Structured figure records:

========================================================================

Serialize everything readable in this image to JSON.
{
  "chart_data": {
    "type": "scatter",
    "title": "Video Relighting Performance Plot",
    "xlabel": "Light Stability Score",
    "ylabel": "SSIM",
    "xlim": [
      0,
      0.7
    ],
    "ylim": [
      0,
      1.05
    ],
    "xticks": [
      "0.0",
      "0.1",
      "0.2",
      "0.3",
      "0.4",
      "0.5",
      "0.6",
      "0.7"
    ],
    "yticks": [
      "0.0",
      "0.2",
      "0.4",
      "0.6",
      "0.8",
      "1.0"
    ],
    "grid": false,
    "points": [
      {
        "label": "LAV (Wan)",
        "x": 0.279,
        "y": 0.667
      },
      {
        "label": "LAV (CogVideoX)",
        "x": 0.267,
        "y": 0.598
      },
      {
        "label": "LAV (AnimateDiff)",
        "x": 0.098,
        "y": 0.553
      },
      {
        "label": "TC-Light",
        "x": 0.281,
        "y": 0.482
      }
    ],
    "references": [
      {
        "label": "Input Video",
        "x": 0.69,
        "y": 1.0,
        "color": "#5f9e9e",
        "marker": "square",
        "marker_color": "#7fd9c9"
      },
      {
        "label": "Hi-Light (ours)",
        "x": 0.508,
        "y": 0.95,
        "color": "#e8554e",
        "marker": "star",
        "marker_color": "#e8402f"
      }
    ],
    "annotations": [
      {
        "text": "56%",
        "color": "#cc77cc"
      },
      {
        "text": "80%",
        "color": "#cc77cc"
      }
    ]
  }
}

========================================================================

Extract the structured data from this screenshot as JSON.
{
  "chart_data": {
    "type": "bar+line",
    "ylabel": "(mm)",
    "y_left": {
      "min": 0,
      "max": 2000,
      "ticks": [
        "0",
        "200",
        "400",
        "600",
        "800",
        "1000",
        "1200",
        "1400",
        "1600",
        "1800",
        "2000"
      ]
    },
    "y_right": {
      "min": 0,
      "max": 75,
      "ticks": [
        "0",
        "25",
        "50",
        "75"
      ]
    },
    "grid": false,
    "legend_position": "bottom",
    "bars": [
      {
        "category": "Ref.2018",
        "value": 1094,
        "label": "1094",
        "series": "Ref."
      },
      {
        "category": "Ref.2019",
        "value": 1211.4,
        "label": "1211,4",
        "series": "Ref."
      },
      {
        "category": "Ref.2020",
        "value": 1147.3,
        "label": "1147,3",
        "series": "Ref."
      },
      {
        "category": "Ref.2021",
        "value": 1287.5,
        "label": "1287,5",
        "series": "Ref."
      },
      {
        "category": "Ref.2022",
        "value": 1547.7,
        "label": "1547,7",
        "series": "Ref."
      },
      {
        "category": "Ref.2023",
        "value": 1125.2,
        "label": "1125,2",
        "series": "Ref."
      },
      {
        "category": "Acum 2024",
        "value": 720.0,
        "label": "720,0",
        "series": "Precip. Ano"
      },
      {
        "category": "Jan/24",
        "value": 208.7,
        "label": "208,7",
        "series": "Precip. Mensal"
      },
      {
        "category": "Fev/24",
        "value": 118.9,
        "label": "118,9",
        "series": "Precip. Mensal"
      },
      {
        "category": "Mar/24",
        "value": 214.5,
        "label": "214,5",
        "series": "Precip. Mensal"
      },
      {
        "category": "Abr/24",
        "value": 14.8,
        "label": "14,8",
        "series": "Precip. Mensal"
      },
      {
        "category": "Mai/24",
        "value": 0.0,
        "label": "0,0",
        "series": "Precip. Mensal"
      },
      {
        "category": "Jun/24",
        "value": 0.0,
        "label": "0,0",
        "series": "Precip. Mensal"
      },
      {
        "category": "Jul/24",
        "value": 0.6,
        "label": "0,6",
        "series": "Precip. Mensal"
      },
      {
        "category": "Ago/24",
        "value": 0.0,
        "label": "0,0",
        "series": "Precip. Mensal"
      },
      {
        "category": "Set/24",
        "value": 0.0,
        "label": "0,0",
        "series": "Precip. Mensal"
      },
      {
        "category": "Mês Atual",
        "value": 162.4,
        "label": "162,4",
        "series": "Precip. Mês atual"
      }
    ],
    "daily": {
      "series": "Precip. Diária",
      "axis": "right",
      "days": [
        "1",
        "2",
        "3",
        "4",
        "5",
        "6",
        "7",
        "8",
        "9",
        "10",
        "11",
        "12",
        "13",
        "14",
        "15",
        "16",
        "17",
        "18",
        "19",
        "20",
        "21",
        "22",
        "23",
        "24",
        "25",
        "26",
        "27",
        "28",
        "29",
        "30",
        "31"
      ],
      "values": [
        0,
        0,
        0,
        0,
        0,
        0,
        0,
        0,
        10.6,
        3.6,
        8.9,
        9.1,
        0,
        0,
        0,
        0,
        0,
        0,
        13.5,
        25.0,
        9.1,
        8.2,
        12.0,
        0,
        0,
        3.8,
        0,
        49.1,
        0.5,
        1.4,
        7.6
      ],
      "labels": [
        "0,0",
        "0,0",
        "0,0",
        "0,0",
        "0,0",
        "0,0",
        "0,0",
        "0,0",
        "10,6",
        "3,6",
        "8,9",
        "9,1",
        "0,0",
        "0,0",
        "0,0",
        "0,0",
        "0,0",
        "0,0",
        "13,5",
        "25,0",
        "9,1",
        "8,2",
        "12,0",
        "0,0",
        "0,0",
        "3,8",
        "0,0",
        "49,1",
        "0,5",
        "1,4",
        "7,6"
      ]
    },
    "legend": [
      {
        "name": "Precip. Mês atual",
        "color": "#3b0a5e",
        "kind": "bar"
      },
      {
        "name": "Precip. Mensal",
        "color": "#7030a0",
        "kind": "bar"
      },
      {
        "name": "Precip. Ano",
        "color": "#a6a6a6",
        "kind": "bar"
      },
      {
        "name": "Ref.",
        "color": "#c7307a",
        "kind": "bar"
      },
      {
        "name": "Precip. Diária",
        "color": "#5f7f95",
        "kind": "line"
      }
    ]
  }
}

========================================================================

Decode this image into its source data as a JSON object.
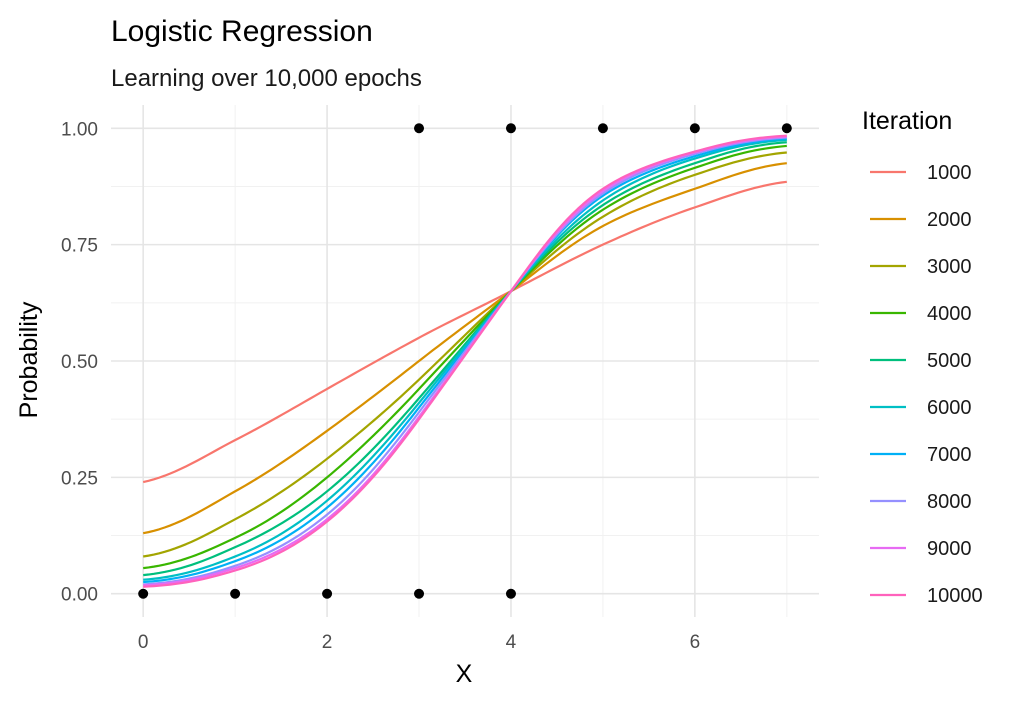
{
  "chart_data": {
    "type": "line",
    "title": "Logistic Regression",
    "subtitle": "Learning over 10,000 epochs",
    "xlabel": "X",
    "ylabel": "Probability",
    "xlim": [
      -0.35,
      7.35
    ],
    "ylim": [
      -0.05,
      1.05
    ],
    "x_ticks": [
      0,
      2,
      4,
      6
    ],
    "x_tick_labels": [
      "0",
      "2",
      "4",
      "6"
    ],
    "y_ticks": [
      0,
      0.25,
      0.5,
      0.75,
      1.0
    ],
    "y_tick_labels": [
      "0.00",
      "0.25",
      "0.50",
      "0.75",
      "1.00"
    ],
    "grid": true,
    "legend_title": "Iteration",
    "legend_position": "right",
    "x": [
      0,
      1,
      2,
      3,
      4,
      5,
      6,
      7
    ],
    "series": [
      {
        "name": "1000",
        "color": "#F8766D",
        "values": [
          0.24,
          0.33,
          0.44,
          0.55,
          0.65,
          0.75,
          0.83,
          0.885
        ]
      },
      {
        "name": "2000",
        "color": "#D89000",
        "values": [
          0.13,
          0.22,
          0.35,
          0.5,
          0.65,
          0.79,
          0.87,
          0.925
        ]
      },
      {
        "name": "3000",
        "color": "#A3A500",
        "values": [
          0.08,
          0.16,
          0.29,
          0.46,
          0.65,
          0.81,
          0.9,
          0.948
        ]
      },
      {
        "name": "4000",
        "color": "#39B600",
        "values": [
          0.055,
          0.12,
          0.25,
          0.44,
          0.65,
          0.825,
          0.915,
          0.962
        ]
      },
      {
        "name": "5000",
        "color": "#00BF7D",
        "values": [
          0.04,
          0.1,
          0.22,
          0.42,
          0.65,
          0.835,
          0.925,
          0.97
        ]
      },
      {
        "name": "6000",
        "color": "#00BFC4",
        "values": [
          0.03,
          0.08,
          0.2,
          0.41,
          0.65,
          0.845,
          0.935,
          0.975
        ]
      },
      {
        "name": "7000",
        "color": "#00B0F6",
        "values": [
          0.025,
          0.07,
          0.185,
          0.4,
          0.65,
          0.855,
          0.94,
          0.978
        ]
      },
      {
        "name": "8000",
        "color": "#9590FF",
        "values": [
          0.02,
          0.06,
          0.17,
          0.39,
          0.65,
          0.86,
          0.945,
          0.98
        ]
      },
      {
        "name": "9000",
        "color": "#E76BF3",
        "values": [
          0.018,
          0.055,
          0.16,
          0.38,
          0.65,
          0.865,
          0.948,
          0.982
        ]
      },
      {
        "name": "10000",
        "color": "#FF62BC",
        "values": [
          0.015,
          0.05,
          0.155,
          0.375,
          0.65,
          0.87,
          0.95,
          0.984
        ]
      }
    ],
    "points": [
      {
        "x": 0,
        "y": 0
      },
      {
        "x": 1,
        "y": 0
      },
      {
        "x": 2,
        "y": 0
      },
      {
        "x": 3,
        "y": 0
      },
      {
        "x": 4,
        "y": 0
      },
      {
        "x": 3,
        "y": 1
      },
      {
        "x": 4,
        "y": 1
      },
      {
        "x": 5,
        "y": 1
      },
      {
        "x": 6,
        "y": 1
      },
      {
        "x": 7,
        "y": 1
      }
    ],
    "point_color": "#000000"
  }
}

========================================================================

For each line in the data above that contains the string "xlabel", extract the line.

> OUTPUT:
    "xlabel": "Light Stability Score",
    "xlabel": "X",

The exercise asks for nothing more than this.